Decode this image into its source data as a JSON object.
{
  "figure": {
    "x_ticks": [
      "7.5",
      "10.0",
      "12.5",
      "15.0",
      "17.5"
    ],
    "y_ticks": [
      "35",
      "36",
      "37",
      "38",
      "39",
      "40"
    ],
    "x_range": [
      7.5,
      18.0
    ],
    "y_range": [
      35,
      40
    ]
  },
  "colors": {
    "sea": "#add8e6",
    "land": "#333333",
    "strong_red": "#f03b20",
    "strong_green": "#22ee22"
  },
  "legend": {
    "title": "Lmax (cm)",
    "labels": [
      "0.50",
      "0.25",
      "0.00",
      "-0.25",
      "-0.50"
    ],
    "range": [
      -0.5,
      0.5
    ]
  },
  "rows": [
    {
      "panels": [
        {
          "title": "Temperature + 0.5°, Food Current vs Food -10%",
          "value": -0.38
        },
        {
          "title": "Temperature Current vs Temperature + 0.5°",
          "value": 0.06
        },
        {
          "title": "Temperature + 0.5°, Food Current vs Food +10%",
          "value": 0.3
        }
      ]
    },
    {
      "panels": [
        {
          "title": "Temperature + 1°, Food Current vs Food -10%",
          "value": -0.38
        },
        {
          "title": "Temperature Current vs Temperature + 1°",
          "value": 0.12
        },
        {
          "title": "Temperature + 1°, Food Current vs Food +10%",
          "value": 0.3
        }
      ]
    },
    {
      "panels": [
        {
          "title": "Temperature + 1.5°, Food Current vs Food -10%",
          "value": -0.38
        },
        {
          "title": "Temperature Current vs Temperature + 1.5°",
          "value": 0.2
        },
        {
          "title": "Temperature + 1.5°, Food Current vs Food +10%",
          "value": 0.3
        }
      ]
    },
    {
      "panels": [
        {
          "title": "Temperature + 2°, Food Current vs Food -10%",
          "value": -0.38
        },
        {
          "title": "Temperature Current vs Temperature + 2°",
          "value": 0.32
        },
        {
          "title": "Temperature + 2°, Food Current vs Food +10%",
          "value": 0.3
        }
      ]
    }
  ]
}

------------------------------

— AIM —
Find every line that has "Food" in it, then return those lines.

— RESULT OF THIS TASK —
          "title": "Temperature + 0.5°, Food Current vs Food -10%",
          "title": "Temperature + 0.5°, Food Current vs Food +10%",
          "title": "Temperature + 1°, Food Current vs Food -10%",
          "title": "Temperature + 1°, Food Current vs Food +10%",
          "title": "Temperature + 1.5°, Food Current vs Food -10%",
          "title": "Temperature + 1.5°, Food Current vs Food +10%",
          "title": "Temperature + 2°, Food Current vs Food -10%",
          "title": "Temperature + 2°, Food Current vs Food +10%",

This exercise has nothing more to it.